15.9.10 - Frankfurt, Batschkapp

 

Ein heidnischer Herbst war da auf Tour durch das Abendland – fünf teilweise recht unterschiedliche Bands hatten sich angekündigt und die Batschkapp war gut gefüllt, wenngleich nicht brechend voll, wie ich es eigentlich erwartet hatte. Einen Popularitätsabfall für den Pagan Metal würde ich trotzdem nicht verkünden, denn mit schwächeren Zuschauerzahlen müssen derzeit schließlich die meisten Bands leben. Obendrein war mal wieder ein überwiegend junges bis sehr junges Publikum erschienen, so daß von Nachwuchsmangel wohl kaum die Rede sein kann. Der alte Sack von Schreibknecht hob mit seinen Kollegen den Altersschnitt wahrscheinlich erst auf 20 an. Erste Reihe geentert, Kutte in Position gebracht, ab dafür.

ARBEITSANWEISUNG =>
Führe den Konzertbericht aus der Frankfurter Batschkapp im Anschluss an seinen letzten Satz weiter.

GESPEICHERTE EINTRÄGE =>
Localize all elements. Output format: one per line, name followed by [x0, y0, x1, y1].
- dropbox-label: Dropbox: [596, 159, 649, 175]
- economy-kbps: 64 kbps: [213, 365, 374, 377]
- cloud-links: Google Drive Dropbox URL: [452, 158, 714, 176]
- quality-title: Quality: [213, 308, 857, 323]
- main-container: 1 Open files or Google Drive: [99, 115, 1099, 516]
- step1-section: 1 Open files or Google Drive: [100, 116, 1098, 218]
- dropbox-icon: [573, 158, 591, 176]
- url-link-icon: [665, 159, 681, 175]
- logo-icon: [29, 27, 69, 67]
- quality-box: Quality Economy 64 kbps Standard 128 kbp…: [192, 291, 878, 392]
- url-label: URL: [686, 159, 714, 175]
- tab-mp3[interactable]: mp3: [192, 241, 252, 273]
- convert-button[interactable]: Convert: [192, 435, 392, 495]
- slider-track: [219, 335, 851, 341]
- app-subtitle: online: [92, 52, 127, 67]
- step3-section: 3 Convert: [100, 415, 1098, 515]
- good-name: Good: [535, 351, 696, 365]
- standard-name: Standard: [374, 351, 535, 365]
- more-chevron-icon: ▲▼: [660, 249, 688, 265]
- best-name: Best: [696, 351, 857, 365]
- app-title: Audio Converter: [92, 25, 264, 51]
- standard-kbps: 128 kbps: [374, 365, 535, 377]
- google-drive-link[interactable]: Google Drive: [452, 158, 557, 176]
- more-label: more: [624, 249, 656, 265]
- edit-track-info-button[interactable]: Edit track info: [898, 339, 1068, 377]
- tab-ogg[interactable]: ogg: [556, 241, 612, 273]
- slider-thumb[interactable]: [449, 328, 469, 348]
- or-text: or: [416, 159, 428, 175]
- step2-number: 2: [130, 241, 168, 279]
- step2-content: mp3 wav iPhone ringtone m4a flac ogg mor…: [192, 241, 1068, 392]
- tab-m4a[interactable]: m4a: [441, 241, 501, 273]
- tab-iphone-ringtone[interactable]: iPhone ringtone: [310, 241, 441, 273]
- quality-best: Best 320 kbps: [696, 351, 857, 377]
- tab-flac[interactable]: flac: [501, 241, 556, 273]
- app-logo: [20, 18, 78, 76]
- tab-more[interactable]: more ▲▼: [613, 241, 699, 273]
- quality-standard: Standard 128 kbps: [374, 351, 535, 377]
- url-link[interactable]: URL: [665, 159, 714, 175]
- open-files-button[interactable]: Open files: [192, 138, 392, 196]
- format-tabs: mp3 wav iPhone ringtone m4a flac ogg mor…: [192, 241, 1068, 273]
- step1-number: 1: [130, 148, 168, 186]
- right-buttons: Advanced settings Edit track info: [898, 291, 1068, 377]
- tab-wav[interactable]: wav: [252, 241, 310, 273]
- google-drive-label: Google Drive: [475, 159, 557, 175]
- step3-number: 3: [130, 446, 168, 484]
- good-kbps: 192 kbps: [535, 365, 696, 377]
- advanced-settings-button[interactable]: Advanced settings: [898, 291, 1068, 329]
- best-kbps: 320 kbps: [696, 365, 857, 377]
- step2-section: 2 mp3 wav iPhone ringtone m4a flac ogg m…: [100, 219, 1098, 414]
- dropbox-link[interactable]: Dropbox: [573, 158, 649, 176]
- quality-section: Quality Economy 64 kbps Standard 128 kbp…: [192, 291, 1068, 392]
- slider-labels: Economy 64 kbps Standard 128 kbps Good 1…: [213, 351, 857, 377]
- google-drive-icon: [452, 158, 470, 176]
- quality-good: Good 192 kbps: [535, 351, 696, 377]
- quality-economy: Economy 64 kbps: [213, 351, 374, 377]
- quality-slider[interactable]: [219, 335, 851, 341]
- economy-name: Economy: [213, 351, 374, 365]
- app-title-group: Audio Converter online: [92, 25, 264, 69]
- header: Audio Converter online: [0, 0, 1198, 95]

ERGEBNIS =>
images/live-pic/2012_10/Heidevolk.jpgHeidevolk

 

Der Startschuß fiel pünktlich um 19.00 Uhr mit dem Heidevolk aus den benachbarten Niederlanden. Offenbar verfolge ich die Pagan-Szene nicht mehr ernsthaft genug, denn mir war glatt entgangen, welchen Status die Band mittlerweile genießt. Das Publikum reagierte jedenfalls regelrecht euphorisch und sang mit, als hätte es die Werke der Flachländler zwei Wochen lang in Dauerrotation reingedrückt bekommen. Auch in Sachen Moshpit ging es schon gut zur Sache, was die Band natürlich noch mehr anstachelte. Eine saubere Performance ohne große Kritikpunkte, Heidevolk machen live immer Spaß. Die Songauswahl hielt gut die Waage zwischen alt und neu, zum Schluß gab’s den heimlichen Hit der Band, das mitreißende Normaal-Cover „Vulgaris magistralis“. Eine schöne halbe Stunde zum Auftakt.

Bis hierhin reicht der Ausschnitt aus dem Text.